● **WHAT NEEDS TO BE DONE**: What follows is a set of records, each of which is to be written out exactly.

● **SUPPLIED INFORMATION**:
- - - - -
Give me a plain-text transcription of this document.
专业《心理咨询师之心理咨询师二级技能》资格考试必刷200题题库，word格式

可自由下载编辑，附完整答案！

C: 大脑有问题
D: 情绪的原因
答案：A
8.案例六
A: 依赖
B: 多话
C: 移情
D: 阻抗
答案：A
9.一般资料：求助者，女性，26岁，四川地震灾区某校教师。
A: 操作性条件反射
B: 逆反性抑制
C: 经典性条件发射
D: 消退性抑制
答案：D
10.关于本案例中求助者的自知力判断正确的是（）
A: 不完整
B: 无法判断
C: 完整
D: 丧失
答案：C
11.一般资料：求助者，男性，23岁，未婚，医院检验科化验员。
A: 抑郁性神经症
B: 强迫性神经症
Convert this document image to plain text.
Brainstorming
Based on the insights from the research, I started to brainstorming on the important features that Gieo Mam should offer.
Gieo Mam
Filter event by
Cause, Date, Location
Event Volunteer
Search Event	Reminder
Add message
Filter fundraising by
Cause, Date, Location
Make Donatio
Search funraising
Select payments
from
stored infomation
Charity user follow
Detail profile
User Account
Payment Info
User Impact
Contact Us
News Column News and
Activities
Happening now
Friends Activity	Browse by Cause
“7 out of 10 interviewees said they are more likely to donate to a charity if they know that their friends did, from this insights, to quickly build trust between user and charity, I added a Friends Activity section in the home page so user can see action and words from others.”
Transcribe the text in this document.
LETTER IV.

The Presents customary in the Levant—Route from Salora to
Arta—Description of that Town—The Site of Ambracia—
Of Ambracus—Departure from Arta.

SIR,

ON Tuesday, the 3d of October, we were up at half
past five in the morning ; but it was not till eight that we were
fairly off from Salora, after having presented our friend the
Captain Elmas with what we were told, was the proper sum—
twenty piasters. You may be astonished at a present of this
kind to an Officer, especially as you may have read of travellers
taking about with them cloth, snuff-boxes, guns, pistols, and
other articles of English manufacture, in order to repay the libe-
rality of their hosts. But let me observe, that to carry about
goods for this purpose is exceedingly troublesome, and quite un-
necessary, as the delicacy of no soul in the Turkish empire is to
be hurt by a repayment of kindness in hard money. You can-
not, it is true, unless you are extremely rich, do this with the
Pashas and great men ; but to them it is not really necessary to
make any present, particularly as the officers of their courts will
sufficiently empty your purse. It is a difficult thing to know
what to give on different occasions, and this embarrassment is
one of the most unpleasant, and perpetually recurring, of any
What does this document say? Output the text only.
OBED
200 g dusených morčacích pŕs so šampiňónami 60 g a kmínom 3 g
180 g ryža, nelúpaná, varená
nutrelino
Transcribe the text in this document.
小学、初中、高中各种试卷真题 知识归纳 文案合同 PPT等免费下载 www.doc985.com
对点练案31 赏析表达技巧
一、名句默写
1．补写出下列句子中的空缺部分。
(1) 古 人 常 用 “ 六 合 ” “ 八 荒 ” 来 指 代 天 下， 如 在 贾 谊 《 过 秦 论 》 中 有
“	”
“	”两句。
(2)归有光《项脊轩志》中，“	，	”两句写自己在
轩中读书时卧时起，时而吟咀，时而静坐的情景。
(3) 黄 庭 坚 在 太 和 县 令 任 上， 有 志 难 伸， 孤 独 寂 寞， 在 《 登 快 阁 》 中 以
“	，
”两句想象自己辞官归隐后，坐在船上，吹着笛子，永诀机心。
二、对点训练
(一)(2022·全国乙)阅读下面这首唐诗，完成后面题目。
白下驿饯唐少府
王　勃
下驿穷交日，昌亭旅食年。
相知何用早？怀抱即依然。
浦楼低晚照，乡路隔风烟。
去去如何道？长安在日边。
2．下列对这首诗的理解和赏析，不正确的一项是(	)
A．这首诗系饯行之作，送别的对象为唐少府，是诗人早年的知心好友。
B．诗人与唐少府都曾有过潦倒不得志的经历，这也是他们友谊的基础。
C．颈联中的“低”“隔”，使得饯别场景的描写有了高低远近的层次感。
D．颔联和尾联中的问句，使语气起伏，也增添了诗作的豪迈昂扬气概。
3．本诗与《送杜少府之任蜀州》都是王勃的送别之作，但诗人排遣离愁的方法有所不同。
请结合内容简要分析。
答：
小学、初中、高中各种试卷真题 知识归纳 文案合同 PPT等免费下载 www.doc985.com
- - - - -
● **EXERCISE RESPONSE**:
Give me a plain-text transcription of this document.
专业《心理咨询师之心理咨询师二级技能》资格考试必刷200题题库，word格式

可自由下载编辑，附完整答案！

C: 大脑有问题
D: 情绪的原因
答案：A
8.案例六
A: 依赖
B: 多话
C: 移情
D: 阻抗
答案：A
9.一般资料：求助者，女性，26岁，四川地震灾区某校教师。
A: 操作性条件反射
B: 逆反性抑制
C: 经典性条件发射
D: 消退性抑制
答案：D
10.关于本案例中求助者的自知力判断正确的是（）
A: 不完整
B: 无法判断
C: 完整
D: 丧失
答案：C
11.一般资料：求助者，男性，23岁，未婚，医院检验科化验员。
A: 抑郁性神经症
B: 强迫性神经症
Convert this document image to plain text.
Brainstorming
Based on the insights from the research, I started to brainstorming on the important features that Gieo Mam should offer.
Gieo Mam
Filter event by
Cause, Date, Location
Event Volunteer
Search Event	Reminder
Add message
Filter fundraising by
Cause, Date, Location
Make Donatio
Search funraising
Select payments
from
stored infomation
Charity user follow
Detail profile
User Account
Payment Info
User Impact
Contact Us
News Column News and
Activities
Happening now
Friends Activity	Browse by Cause
“7 out of 10 interviewees said they are more likely to donate to a charity if they know that their friends did, from this insights, to quickly build trust between user and charity, I added a Friends Activity section in the home page so user can see action and words from others.”
Transcribe the text in this document.
LETTER IV.

The Presents customary in the Levant—Route from Salora to
Arta—Description of that Town—The Site of Ambracia—
Of Ambracus—Departure from Arta.

SIR,

ON Tuesday, the 3d of October, we were up at half
past five in the morning ; but it was not till eight that we were
fairly off from Salora, after having presented our friend the
Captain Elmas with what we were told, was the proper sum—
twenty piasters. You may be astonished at a present of this
kind to an Officer, especially as you may have read of travellers
taking about with them cloth, snuff-boxes, guns, pistols, and
other articles of English manufacture, in order to repay the libe-
rality of their hosts. But let me observe, that to carry about
goods for this purpose is exceedingly troublesome, and quite un-
necessary, as the delicacy of no soul in the Turkish empire is to
be hurt by a repayment of kindness in hard money. You can-
not, it is true, unless you are extremely rich, do this with the
Pashas and great men ; but to them it is not really necessary to
make any present, particularly as the officers of their courts will
sufficiently empty your purse. It is a difficult thing to know
what to give on different occasions, and this embarrassment is
one of the most unpleasant, and perpetually recurring, of any
What does this document say? Output the text only.
OBED
200 g dusených morčacích pŕs so šampiňónami 60 g a kmínom 3 g
180 g ryža, nelúpaná, varená
nutrelino
Transcribe the text in this document.
小学、初中、高中各种试卷真题 知识归纳 文案合同 PPT等免费下载 www.doc985.com
对点练案31 赏析表达技巧
一、名句默写
1．补写出下列句子中的空缺部分。
(1) 古 人 常 用 “ 六 合 ” “ 八 荒 ” 来 指 代 天 下， 如 在 贾 谊 《 过 秦 论 》 中 有
“	”
“	”两句。
(2)归有光《项脊轩志》中，“	，	”两句写自己在
轩中读书时卧时起，时而吟咀，时而静坐的情景。
(3) 黄 庭 坚 在 太 和 县 令 任 上， 有 志 难 伸， 孤 独 寂 寞， 在 《 登 快 阁 》 中 以
“	，
”两句想象自己辞官归隐后，坐在船上，吹着笛子，永诀机心。
二、对点训练
(一)(2022·全国乙)阅读下面这首唐诗，完成后面题目。
白下驿饯唐少府
王　勃
下驿穷交日，昌亭旅食年。
相知何用早？怀抱即依然。
浦楼低晚照，乡路隔风烟。
去去如何道？长安在日边。
2．下列对这首诗的理解和赏析，不正确的一项是(	)
A．这首诗系饯行之作，送别的对象为唐少府，是诗人早年的知心好友。
B．诗人与唐少府都曾有过潦倒不得志的经历，这也是他们友谊的基础。
C．颈联中的“低”“隔”，使得饯别场景的描写有了高低远近的层次感。
D．颔联和尾联中的问句，使语气起伏，也增添了诗作的豪迈昂扬气概。
3．本诗与《送杜少府之任蜀州》都是王勃的送别之作，但诗人排遣离愁的方法有所不同。
请结合内容简要分析。
答：
小学、初中、高中各种试卷真题 知识归纳 文案合同 PPT等免费下载 www.doc985.com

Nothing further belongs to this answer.